#### Provided records:
↓

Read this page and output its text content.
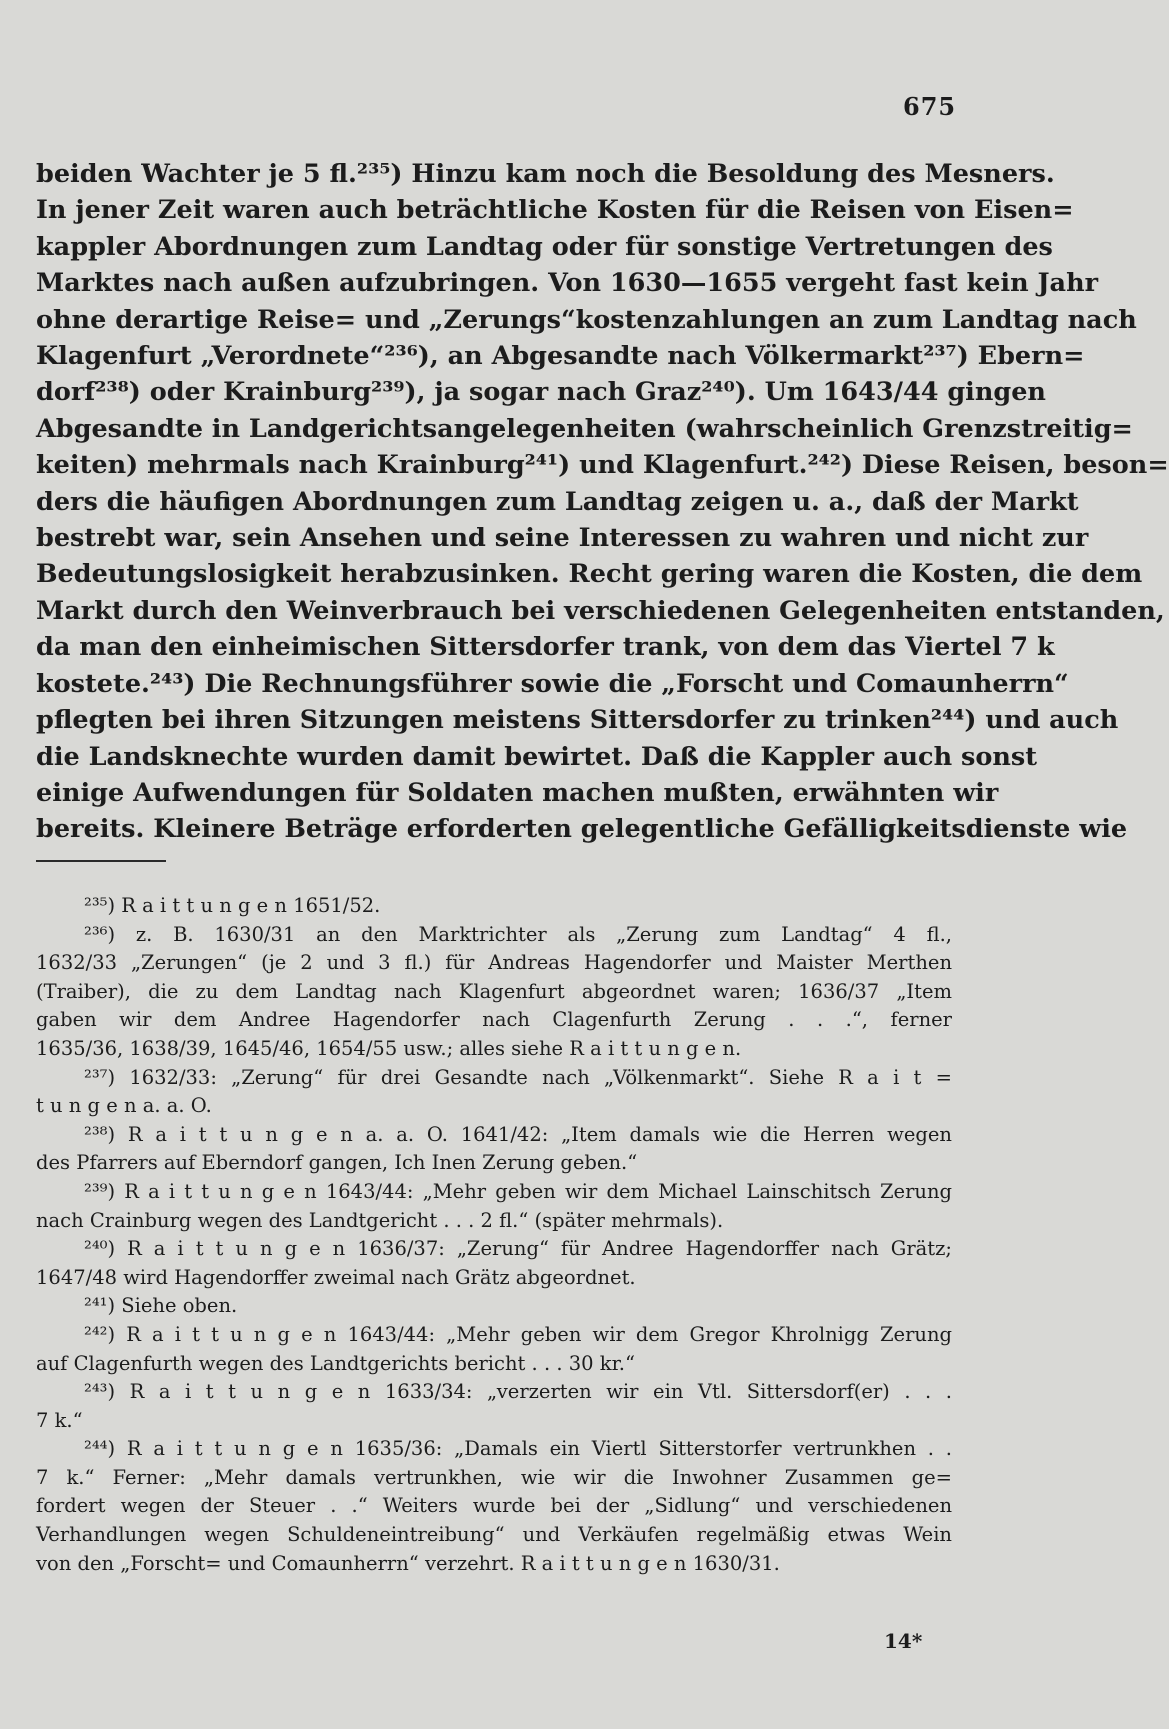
675
beiden Wachter je 5 fl.²³⁵) Hinzu kam noch die Besoldung des Mesners.
In jener Zeit waren auch beträchtliche Kosten für die Reisen von Eisen=
kappler Abordnungen zum Landtag oder für sonstige Vertretungen des
Marktes nach außen aufzubringen. Von 1630—1655 vergeht fast kein Jahr
ohne derartige Reise= und „Zerungs“kostenzahlungen an zum Landtag nach
Klagenfurt „Verordnete“²³⁶), an Abgesandte nach Völkermarkt²³⁷) Ebern=
dorf²³⁸) oder Krainburg²³⁹), ja sogar nach Graz²⁴⁰). Um 1643/44 gingen
Abgesandte in Landgerichtsangelegenheiten (wahrscheinlich Grenzstreitig=
keiten) mehrmals nach Krainburg²⁴¹) und Klagenfurt.²⁴²) Diese Reisen, beson=
ders die häufigen Abordnungen zum Landtag zeigen u. a., daß der Markt
bestrebt war, sein Ansehen und seine Interessen zu wahren und nicht zur
Bedeutungslosigkeit herabzusinken. Recht gering waren die Kosten, die dem
Markt durch den Weinverbrauch bei verschiedenen Gelegenheiten entstanden,
da man den einheimischen Sittersdorfer trank, von dem das Viertel 7 k
kostete.²⁴³) Die Rechnungsführer sowie die „Forscht und Comaunherrn“
pflegten bei ihren Sitzungen meistens Sittersdorfer zu trinken²⁴⁴) und auch
die Landsknechte wurden damit bewirtet. Daß die Kappler auch sonst
einige Aufwendungen für Soldaten machen mußten, erwähnten wir
bereits. Kleinere Beträge erforderten gelegentliche Gefälligkeitsdienste wie
²³⁵) R a i t t u n g e n 1651/52.
²³⁶) z. B. 1630/31 an den Marktrichter als „Zerung zum Landtag“ 4 fl.,
1632/33 „Zerungen“ (je 2 und 3 fl.) für Andreas Hagendorfer und Maister Merthen
(Traiber), die zu dem Landtag nach Klagenfurt abgeordnet waren; 1636/37 „Item
gaben wir dem Andree Hagendorfer nach Clagenfurth Zerung . . .“, ferner
1635/36, 1638/39, 1645/46, 1654/55 usw.; alles siehe R a i t t u n g e n.
²³⁷) 1632/33: „Zerung“ für drei Gesandte nach „Völkenmarkt“. Siehe R a i t =
t u n g e n a. a. O.
²³⁸) R a i t t u n g e n a. a. O. 1641/42: „Item damals wie die Herren wegen
des Pfarrers auf Eberndorf gangen, Ich Inen Zerung geben.“
²³⁹) R a i t t u n g e n 1643/44: „Mehr geben wir dem Michael Lainschitsch Zerung
nach Crainburg wegen des Landtgericht . . . 2 fl.“ (später mehrmals).
²⁴⁰) R a i t t u n g e n 1636/37: „Zerung“ für Andree Hagendorffer nach Grätz;
1647/48 wird Hagendorffer zweimal nach Grätz abgeordnet.
²⁴¹) Siehe oben.
²⁴²) R a i t t u n g e n 1643/44: „Mehr geben wir dem Gregor Khrolnigg Zerung
auf Clagenfurth wegen des Landtgerichts bericht . . . 30 kr.“
²⁴³) R a i t t u n g e n 1633/34: „verzerten wir ein Vtl. Sittersdorf(er) . . .
7 k.“
²⁴⁴) R a i t t u n g e n 1635/36: „Damals ein Viertl Sitterstorfer vertrunkhen . .
7 k.“ Ferner: „Mehr damals vertrunkhen, wie wir die Inwohner Zusammen ge=
fordert wegen der Steuer . .“ Weiters wurde bei der „Sidlung“ und verschiedenen
Verhandlungen wegen Schuldeneintreibung“ und Verkäufen regelmäßig etwas Wein
von den „Forscht= und Comaunherrn“ verzehrt. R a i t t u n g e n 1630/31.
14*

↑

Omit the pictures and reproduce the listing exactly.

Read this page and output its text content.
675
beiden Wachter je 5 fl.²³⁵) Hinzu kam noch die Besoldung des Mesners.
In jener Zeit waren auch beträchtliche Kosten für die Reisen von Eisen=
kappler Abordnungen zum Landtag oder für sonstige Vertretungen des
Marktes nach außen aufzubringen. Von 1630—1655 vergeht fast kein Jahr
ohne derartige Reise= und „Zerungs“kostenzahlungen an zum Landtag nach
Klagenfurt „Verordnete“²³⁶), an Abgesandte nach Völkermarkt²³⁷) Ebern=
dorf²³⁸) oder Krainburg²³⁹), ja sogar nach Graz²⁴⁰). Um 1643/44 gingen
Abgesandte in Landgerichtsangelegenheiten (wahrscheinlich Grenzstreitig=
keiten) mehrmals nach Krainburg²⁴¹) und Klagenfurt.²⁴²) Diese Reisen, beson=
ders die häufigen Abordnungen zum Landtag zeigen u. a., daß der Markt
bestrebt war, sein Ansehen und seine Interessen zu wahren und nicht zur
Bedeutungslosigkeit herabzusinken. Recht gering waren die Kosten, die dem
Markt durch den Weinverbrauch bei verschiedenen Gelegenheiten entstanden,
da man den einheimischen Sittersdorfer trank, von dem das Viertel 7 k
kostete.²⁴³) Die Rechnungsführer sowie die „Forscht und Comaunherrn“
pflegten bei ihren Sitzungen meistens Sittersdorfer zu trinken²⁴⁴) und auch
die Landsknechte wurden damit bewirtet. Daß die Kappler auch sonst
einige Aufwendungen für Soldaten machen mußten, erwähnten wir
bereits. Kleinere Beträge erforderten gelegentliche Gefälligkeitsdienste wie
²³⁵) R a i t t u n g e n 1651/52.
²³⁶) z. B. 1630/31 an den Marktrichter als „Zerung zum Landtag“ 4 fl.,
1632/33 „Zerungen“ (je 2 und 3 fl.) für Andreas Hagendorfer und Maister Merthen
(Traiber), die zu dem Landtag nach Klagenfurt abgeordnet waren; 1636/37 „Item
gaben wir dem Andree Hagendorfer nach Clagenfurth Zerung . . .“, ferner
1635/36, 1638/39, 1645/46, 1654/55 usw.; alles siehe R a i t t u n g e n.
²³⁷) 1632/33: „Zerung“ für drei Gesandte nach „Völkenmarkt“. Siehe R a i t =
t u n g e n a. a. O.
²³⁸) R a i t t u n g e n a. a. O. 1641/42: „Item damals wie die Herren wegen
des Pfarrers auf Eberndorf gangen, Ich Inen Zerung geben.“
²³⁹) R a i t t u n g e n 1643/44: „Mehr geben wir dem Michael Lainschitsch Zerung
nach Crainburg wegen des Landtgericht . . . 2 fl.“ (später mehrmals).
²⁴⁰) R a i t t u n g e n 1636/37: „Zerung“ für Andree Hagendorffer nach Grätz;
1647/48 wird Hagendorffer zweimal nach Grätz abgeordnet.
²⁴¹) Siehe oben.
²⁴²) R a i t t u n g e n 1643/44: „Mehr geben wir dem Gregor Khrolnigg Zerung
auf Clagenfurth wegen des Landtgerichts bericht . . . 30 kr.“
²⁴³) R a i t t u n g e n 1633/34: „verzerten wir ein Vtl. Sittersdorf(er) . . .
7 k.“
²⁴⁴) R a i t t u n g e n 1635/36: „Damals ein Viertl Sitterstorfer vertrunkhen . .
7 k.“ Ferner: „Mehr damals vertrunkhen, wie wir die Inwohner Zusammen ge=
fordert wegen der Steuer . .“ Weiters wurde bei der „Sidlung“ und verschiedenen
Verhandlungen wegen Schuldeneintreibung“ und Verkäufen regelmäßig etwas Wein
von den „Forscht= und Comaunherrn“ verzehrt. R a i t t u n g e n 1630/31.
14*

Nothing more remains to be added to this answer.